EXERCISE DETAILS – The line containing "Output a JSON" and every line after it, through the last, are to be extracted exactly; no other lines belong in the answer.

(Collected data)

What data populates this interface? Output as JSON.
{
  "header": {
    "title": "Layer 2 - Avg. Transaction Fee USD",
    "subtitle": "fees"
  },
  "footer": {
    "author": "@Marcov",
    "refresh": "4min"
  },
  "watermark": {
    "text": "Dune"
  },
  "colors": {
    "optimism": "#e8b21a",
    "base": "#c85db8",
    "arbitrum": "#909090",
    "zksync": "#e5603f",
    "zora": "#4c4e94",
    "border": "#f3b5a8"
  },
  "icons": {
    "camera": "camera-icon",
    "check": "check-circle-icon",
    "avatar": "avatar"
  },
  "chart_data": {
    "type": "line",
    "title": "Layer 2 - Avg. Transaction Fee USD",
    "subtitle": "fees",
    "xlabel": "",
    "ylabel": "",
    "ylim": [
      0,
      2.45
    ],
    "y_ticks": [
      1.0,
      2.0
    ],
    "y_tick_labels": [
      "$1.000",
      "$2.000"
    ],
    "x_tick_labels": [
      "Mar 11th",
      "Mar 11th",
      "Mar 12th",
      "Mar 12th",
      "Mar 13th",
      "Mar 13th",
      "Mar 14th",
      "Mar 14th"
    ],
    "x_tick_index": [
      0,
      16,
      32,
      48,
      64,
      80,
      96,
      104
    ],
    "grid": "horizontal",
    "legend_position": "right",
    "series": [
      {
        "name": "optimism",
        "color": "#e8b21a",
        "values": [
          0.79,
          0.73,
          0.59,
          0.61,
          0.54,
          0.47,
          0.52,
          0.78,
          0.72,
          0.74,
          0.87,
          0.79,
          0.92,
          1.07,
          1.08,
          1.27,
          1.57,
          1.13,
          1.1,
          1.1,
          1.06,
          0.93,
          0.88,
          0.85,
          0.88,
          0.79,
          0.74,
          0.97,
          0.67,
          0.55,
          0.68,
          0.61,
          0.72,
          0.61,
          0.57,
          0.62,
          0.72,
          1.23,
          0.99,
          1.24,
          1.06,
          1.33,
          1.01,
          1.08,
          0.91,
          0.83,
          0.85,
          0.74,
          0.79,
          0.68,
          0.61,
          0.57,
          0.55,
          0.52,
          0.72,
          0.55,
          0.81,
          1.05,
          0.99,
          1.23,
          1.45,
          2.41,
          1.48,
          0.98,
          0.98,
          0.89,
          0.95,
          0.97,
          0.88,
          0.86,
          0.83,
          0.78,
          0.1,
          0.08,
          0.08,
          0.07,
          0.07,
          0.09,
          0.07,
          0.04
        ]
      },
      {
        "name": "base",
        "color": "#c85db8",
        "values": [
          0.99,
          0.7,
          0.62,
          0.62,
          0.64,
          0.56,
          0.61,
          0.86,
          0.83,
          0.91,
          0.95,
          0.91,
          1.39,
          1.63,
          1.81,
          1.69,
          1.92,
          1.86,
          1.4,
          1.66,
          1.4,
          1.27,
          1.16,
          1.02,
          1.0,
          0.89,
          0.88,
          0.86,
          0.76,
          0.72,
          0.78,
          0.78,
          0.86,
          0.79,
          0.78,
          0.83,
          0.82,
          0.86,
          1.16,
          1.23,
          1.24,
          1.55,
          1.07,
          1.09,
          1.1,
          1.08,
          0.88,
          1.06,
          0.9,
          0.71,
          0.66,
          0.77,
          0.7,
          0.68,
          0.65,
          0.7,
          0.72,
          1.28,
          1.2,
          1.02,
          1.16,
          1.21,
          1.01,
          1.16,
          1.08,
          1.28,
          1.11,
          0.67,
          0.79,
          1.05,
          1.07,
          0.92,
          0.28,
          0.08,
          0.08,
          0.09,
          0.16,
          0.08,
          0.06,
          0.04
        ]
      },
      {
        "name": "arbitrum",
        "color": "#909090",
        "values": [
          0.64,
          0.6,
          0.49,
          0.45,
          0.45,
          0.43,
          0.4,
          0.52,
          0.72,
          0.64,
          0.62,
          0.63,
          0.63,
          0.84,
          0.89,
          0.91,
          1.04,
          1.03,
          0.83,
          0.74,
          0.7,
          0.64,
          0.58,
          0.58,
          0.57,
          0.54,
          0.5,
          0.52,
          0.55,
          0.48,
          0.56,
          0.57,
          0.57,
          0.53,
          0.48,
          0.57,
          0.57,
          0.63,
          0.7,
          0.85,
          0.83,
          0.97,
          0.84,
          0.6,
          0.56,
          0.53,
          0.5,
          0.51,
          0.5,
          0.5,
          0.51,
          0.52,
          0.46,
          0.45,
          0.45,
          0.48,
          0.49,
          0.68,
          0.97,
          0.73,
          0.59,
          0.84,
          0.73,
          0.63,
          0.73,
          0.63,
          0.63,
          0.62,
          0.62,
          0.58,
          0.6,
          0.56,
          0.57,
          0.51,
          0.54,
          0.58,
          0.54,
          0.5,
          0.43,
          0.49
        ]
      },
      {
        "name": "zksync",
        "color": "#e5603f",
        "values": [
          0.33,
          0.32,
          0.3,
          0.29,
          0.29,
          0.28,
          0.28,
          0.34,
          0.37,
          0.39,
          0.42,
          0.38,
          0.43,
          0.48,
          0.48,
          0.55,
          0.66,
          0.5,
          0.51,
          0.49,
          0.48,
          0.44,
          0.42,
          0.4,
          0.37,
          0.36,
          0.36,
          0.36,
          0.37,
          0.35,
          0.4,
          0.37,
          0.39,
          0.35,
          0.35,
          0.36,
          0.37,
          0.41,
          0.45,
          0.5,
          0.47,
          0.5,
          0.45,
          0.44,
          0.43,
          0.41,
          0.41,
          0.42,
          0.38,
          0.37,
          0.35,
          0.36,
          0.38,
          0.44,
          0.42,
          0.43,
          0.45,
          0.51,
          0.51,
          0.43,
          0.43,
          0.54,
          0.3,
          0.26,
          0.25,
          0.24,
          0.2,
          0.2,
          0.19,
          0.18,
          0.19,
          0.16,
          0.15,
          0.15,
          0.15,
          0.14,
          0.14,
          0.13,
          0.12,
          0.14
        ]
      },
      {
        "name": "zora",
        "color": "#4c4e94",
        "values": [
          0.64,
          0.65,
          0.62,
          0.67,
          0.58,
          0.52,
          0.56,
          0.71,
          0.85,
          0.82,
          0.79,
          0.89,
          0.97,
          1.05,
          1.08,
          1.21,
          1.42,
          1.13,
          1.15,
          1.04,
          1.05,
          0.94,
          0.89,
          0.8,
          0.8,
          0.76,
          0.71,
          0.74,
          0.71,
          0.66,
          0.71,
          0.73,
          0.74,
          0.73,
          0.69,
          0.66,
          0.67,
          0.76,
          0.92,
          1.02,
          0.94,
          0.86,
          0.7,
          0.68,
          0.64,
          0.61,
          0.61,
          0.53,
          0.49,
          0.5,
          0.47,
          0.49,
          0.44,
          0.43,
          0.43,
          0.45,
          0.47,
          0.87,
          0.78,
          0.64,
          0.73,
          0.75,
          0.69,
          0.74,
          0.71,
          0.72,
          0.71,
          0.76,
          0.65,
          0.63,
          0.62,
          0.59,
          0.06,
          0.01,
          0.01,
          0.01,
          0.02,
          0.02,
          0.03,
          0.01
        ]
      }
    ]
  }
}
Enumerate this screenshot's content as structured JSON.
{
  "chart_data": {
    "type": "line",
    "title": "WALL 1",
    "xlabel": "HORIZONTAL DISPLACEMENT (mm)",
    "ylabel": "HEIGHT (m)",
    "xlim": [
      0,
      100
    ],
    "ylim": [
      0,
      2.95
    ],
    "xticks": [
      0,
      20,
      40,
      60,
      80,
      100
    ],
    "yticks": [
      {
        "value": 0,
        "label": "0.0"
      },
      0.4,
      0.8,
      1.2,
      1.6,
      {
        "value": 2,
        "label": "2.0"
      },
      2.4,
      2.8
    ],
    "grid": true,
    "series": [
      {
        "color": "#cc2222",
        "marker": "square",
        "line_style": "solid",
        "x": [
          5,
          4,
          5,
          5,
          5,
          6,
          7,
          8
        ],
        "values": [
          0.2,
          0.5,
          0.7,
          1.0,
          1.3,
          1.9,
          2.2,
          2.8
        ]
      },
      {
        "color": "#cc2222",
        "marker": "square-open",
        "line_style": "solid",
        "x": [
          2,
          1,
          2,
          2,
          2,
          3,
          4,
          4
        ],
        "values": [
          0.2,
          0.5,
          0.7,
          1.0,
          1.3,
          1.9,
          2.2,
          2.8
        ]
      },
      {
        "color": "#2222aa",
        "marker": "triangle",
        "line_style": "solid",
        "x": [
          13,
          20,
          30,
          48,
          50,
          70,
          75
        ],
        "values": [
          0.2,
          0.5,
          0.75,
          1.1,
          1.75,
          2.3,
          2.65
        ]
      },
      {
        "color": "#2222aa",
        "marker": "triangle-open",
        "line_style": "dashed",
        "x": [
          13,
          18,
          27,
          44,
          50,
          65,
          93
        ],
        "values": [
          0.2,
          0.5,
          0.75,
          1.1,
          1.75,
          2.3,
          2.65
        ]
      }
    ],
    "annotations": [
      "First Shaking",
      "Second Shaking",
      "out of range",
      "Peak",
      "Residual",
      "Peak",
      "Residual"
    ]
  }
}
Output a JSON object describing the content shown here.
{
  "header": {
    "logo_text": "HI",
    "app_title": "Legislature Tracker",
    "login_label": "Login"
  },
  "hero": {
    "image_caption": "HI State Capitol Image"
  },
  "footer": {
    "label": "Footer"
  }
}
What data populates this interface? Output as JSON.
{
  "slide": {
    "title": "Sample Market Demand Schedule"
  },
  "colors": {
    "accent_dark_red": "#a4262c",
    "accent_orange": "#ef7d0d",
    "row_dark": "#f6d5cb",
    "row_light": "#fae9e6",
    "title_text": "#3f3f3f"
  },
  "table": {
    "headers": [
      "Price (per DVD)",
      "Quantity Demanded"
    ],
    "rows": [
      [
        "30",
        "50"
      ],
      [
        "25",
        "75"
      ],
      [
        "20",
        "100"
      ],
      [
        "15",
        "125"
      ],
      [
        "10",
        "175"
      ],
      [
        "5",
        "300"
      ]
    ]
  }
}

RESULT OF THE EXERCISE –
Output a JSON object describing the content shown here.
{
  "header": {
    "logo_text": "HI",
    "app_title": "Legislature Tracker",
    "login_label": "Login"
  },
  "hero": {
    "image_caption": "HI State Capitol Image"
  },
  "footer": {
    "label": "Footer"
  }
}
What data populates this interface? Output as JSON.
{
  "slide": {
    "title": "Sample Market Demand Schedule"
  },
  "colors": {
    "accent_dark_red": "#a4262c",
    "accent_orange": "#ef7d0d",
    "row_dark": "#f6d5cb",
    "row_light": "#fae9e6",
    "title_text": "#3f3f3f"
  },
  "table": {
    "headers": [
      "Price (per DVD)",
      "Quantity Demanded"
    ],
    "rows": [
      [
        "30",
        "50"
      ],
      [
        "25",
        "75"
      ],
      [
        "20",
        "100"
      ],
      [
        "15",
        "125"
      ],
      [
        "10",
        "175"
      ],
      [
        "5",
        "300"
      ]
    ]
  }
}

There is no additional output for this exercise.